(EXERCISE PROMPT) Every line below must be reproduced exactly. Copy them all.

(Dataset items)
•••
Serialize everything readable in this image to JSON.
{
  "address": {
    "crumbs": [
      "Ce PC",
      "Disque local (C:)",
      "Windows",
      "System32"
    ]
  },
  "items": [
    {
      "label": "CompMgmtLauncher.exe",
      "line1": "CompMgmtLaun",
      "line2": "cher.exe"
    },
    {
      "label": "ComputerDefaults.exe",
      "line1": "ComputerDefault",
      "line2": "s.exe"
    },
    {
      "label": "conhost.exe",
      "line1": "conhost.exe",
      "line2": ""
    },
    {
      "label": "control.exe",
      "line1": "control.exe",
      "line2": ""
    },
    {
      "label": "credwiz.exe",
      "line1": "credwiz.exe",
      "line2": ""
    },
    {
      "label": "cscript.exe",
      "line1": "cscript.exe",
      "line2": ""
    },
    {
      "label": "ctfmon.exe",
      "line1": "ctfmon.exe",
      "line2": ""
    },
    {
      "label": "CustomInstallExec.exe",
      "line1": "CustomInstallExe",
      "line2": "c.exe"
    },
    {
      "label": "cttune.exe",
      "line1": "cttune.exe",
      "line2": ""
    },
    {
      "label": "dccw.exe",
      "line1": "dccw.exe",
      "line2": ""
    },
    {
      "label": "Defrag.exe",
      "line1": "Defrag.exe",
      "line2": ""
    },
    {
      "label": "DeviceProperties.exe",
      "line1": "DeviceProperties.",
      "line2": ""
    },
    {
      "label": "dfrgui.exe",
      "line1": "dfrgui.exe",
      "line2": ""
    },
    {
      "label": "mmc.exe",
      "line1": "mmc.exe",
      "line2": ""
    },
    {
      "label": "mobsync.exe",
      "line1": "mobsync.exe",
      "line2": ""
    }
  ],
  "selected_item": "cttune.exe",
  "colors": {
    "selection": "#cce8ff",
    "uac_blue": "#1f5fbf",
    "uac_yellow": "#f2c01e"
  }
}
•••
(SOLVED PROBLEM)
Serialize everything readable in this image to JSON.
{
  "address": {
    "crumbs": [
      "Ce PC",
      "Disque local (C:)",
      "Windows",
      "System32"
    ]
  },
  "items": [
    {
      "label": "CompMgmtLauncher.exe",
      "line1": "CompMgmtLaun",
      "line2": "cher.exe"
    },
    {
      "label": "ComputerDefaults.exe",
      "line1": "ComputerDefault",
      "line2": "s.exe"
    },
    {
      "label": "conhost.exe",
      "line1": "conhost.exe",
      "line2": ""
    },
    {
      "label": "control.exe",
      "line1": "control.exe",
      "line2": ""
    },
    {
      "label": "credwiz.exe",
      "line1": "credwiz.exe",
      "line2": ""
    },
    {
      "label": "cscript.exe",
      "line1": "cscript.exe",
      "line2": ""
    },
    {
      "label": "ctfmon.exe",
      "line1": "ctfmon.exe",
      "line2": ""
    },
    {
      "label": "CustomInstallExec.exe",
      "line1": "CustomInstallExe",
      "line2": "c.exe"
    },
    {
      "label": "cttune.exe",
      "line1": "cttune.exe",
      "line2": ""
    },
    {
      "label": "dccw.exe",
      "line1": "dccw.exe",
      "line2": ""
    },
    {
      "label": "Defrag.exe",
      "line1": "Defrag.exe",
      "line2": ""
    },
    {
      "label": "DeviceProperties.exe",
      "line1": "DeviceProperties.",
      "line2": ""
    },
    {
      "label": "dfrgui.exe",
      "line1": "dfrgui.exe",
      "line2": ""
    },
    {
      "label": "mmc.exe",
      "line1": "mmc.exe",
      "line2": ""
    },
    {
      "label": "mobsync.exe",
      "line1": "mobsync.exe",
      "line2": ""
    }
  ],
  "selected_item": "cttune.exe",
  "colors": {
    "selection": "#cce8ff",
    "uac_blue": "#1f5fbf",
    "uac_yellow": "#f2c01e"
  }
}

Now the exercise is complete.